DIRECTION: Pick out each line containing the string "leyes" and copy it.

[Start]

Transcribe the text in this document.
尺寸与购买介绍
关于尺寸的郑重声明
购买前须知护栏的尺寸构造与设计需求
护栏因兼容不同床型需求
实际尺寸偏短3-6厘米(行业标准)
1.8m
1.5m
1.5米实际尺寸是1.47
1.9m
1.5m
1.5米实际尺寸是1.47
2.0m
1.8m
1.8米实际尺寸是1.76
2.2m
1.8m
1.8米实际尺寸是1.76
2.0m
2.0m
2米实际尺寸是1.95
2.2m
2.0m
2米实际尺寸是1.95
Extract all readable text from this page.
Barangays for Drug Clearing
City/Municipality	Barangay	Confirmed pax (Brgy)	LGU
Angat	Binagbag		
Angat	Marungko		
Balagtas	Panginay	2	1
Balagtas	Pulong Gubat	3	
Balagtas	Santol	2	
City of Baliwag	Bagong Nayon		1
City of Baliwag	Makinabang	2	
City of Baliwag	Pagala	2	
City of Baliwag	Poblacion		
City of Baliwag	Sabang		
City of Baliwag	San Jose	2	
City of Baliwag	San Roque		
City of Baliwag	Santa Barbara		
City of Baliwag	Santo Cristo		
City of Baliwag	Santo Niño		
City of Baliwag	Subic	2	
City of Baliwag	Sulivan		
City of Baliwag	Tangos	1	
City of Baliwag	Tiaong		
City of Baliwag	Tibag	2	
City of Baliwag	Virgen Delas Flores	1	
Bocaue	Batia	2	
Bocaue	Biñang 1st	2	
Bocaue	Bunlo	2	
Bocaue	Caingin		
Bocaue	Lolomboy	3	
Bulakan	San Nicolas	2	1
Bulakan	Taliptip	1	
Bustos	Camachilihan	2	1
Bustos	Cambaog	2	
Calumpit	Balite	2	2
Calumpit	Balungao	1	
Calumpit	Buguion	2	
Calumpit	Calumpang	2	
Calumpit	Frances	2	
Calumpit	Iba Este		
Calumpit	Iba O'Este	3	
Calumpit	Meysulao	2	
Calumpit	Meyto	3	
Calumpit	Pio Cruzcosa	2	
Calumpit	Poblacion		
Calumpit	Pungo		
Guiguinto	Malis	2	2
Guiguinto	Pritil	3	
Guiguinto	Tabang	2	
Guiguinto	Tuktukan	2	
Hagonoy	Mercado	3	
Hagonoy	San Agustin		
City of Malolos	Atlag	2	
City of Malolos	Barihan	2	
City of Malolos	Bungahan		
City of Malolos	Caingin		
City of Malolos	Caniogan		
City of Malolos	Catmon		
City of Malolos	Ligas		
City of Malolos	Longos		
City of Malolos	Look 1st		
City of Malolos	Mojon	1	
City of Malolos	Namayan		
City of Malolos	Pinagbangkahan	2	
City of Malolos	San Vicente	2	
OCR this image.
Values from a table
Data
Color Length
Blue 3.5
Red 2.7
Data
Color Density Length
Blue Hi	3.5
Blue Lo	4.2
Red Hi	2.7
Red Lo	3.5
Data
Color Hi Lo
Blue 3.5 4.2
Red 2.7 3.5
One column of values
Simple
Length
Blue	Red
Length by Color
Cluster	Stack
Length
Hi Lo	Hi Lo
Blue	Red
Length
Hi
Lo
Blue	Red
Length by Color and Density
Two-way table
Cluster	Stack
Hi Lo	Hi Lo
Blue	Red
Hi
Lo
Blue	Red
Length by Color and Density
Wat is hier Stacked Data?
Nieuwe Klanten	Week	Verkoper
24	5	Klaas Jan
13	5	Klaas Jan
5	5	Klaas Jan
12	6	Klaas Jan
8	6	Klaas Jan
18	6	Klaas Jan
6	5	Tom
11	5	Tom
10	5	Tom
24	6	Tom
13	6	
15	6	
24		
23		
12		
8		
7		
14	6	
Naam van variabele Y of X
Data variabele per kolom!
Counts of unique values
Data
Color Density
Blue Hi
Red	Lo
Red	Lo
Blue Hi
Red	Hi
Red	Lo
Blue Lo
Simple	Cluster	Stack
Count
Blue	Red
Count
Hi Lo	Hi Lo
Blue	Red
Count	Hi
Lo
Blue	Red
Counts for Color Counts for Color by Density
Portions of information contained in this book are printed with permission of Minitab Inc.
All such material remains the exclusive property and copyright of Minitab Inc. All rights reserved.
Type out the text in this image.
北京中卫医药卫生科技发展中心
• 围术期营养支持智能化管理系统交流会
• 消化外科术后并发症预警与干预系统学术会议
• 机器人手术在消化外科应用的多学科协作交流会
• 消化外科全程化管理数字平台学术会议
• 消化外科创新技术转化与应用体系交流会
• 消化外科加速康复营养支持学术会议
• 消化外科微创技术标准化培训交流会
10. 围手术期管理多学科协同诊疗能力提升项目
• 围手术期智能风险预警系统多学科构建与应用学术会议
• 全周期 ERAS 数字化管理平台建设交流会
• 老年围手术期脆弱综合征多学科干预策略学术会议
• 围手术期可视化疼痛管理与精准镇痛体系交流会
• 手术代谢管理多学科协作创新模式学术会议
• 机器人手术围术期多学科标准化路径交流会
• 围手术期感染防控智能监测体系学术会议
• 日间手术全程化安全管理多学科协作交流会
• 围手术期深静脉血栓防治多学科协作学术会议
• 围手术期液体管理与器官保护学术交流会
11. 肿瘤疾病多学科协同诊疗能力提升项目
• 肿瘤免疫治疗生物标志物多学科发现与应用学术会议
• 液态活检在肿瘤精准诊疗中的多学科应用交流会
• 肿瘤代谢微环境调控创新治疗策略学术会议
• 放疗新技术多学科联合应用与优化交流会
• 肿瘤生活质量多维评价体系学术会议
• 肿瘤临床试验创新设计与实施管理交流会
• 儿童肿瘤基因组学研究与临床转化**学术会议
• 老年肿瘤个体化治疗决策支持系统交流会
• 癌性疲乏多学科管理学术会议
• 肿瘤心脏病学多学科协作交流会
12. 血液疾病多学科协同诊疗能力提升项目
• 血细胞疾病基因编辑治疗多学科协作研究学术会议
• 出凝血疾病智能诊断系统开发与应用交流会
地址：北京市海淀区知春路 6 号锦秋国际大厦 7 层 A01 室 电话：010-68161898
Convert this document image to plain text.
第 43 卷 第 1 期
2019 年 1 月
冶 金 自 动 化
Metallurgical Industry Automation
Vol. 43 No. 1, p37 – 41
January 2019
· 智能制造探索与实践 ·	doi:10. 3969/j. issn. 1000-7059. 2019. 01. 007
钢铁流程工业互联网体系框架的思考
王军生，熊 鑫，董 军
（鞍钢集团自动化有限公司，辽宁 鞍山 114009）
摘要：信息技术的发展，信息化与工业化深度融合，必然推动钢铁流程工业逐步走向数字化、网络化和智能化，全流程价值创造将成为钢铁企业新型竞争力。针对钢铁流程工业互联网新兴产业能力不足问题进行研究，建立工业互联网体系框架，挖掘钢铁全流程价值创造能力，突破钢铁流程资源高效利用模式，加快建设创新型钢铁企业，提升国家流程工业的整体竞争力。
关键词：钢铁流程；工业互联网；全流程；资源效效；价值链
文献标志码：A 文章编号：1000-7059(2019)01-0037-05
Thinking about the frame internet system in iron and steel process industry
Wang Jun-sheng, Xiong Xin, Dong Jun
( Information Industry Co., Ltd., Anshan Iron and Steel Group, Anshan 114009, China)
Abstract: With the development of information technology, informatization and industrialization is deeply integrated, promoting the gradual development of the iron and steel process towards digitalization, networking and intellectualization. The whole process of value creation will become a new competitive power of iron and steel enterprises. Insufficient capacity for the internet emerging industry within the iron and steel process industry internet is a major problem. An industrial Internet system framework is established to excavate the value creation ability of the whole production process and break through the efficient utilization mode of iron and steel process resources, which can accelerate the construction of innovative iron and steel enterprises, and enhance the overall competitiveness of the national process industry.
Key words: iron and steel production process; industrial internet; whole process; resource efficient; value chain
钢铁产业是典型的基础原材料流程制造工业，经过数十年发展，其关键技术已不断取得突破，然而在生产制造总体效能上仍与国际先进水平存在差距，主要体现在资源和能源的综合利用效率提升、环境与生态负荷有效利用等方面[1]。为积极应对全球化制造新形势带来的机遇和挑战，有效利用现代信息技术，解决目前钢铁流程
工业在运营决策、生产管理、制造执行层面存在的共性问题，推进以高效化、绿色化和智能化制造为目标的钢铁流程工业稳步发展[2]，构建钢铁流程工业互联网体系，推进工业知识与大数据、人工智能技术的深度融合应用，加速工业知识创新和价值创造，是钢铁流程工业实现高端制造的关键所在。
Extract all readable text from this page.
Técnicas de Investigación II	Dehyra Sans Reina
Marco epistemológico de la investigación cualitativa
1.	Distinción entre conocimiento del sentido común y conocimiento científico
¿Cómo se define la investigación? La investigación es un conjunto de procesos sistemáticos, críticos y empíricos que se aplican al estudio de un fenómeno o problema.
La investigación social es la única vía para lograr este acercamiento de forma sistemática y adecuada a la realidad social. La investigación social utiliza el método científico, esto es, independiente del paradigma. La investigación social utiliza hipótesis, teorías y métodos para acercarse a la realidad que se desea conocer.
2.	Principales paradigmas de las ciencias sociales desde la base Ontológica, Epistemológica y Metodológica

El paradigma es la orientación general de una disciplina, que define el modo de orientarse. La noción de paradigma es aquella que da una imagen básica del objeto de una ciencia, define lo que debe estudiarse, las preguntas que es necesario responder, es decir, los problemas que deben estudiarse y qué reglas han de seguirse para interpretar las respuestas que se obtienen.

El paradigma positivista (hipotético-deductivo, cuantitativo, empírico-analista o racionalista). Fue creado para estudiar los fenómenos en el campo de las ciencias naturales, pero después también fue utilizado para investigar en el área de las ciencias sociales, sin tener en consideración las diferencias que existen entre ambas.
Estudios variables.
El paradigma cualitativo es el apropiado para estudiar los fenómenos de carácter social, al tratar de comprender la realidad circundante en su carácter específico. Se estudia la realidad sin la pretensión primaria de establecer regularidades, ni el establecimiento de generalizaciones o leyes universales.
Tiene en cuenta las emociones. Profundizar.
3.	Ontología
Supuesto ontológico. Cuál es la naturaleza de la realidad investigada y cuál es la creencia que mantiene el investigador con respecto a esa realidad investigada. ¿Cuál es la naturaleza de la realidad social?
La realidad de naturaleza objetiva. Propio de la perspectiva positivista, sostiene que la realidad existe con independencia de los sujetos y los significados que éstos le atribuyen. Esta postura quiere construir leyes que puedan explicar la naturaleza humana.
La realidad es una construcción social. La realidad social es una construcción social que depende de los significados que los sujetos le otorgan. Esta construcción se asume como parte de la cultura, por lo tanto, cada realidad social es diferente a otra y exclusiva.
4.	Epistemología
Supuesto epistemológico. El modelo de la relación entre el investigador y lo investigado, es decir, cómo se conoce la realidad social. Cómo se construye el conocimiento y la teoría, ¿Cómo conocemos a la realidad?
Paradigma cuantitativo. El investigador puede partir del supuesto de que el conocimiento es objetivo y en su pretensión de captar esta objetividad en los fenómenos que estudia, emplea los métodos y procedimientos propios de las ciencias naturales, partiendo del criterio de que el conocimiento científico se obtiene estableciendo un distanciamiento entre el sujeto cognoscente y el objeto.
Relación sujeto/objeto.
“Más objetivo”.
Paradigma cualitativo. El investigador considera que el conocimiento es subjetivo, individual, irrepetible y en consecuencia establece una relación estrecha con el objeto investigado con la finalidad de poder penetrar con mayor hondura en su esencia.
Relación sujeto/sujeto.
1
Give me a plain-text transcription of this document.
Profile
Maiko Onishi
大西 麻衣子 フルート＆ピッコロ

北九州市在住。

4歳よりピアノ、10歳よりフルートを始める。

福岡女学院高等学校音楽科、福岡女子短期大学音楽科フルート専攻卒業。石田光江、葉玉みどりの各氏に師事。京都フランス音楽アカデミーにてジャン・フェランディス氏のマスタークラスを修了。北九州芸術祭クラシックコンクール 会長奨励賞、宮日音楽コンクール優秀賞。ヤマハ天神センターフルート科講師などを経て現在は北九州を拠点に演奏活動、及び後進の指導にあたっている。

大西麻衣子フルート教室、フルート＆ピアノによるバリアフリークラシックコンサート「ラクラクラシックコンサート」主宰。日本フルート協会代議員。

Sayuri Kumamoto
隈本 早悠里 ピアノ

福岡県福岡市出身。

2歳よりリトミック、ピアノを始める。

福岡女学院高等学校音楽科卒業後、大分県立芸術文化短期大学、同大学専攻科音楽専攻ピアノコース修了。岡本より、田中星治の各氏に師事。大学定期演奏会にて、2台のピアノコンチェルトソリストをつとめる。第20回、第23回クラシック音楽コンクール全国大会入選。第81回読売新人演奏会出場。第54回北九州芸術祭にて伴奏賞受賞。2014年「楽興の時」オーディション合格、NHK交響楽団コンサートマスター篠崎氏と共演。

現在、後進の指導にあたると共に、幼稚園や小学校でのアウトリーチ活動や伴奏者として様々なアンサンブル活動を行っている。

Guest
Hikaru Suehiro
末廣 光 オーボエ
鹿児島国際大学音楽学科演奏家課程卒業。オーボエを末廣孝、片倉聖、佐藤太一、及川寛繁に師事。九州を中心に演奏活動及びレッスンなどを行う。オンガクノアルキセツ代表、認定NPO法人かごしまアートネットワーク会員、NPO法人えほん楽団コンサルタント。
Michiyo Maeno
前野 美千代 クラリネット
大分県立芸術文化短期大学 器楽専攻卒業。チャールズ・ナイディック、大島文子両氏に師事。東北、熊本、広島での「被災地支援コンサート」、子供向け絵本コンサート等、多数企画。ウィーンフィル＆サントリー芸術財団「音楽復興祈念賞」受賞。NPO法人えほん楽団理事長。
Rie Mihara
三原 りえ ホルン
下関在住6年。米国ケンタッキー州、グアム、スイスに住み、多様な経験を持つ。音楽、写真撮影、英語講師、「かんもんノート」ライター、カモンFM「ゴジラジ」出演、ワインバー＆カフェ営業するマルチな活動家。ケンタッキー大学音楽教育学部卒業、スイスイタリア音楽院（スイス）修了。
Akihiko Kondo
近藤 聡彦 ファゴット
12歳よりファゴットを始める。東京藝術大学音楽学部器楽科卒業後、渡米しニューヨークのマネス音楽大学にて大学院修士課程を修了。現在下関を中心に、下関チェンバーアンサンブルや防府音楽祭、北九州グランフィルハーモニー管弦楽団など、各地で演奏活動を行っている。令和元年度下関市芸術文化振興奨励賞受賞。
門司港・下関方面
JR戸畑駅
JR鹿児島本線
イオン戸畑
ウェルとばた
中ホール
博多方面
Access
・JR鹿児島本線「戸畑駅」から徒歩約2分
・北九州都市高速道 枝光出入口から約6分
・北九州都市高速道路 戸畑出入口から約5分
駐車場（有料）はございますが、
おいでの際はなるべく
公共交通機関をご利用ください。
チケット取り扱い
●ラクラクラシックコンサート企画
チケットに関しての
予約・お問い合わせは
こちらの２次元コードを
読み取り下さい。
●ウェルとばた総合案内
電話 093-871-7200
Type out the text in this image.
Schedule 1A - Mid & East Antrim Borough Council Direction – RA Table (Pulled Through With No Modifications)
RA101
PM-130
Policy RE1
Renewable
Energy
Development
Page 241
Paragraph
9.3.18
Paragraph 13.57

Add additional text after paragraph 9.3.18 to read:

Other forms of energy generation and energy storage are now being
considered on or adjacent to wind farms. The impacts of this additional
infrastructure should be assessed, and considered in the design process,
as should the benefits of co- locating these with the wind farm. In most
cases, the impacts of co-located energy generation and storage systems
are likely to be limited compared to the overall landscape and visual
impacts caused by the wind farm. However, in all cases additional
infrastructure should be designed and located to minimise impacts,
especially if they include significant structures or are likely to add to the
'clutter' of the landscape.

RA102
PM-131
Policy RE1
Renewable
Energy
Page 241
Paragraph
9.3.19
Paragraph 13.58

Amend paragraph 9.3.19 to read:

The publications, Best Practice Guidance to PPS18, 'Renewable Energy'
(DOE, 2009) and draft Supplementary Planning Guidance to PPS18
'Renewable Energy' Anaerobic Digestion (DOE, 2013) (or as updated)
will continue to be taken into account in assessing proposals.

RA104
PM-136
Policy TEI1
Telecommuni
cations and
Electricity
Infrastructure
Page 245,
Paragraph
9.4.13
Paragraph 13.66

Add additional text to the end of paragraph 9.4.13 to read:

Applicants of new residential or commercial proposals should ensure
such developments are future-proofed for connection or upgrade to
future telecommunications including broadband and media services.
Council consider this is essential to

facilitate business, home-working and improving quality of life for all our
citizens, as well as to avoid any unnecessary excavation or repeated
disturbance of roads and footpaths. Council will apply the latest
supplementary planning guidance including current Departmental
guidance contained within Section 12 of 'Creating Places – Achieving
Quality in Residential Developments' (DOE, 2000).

[End]

EXERCISE RESPONSE:
El paradigma cualitativo es el apropiado para estudiar los fenómenos de carácter social, al tratar de comprender la realidad circundante en su carácter específico. Se estudia la realidad sin la pretensión primaria de establecer regularidades, ni el establecimiento de generalizaciones o leyes universales.
La realidad de naturaleza objetiva. Propio de la perspectiva positivista, sostiene que la realidad existe con independencia de los sujetos y los significados que éstos le atribuyen. Esta postura quiere construir leyes que puedan explicar la naturaleza humana.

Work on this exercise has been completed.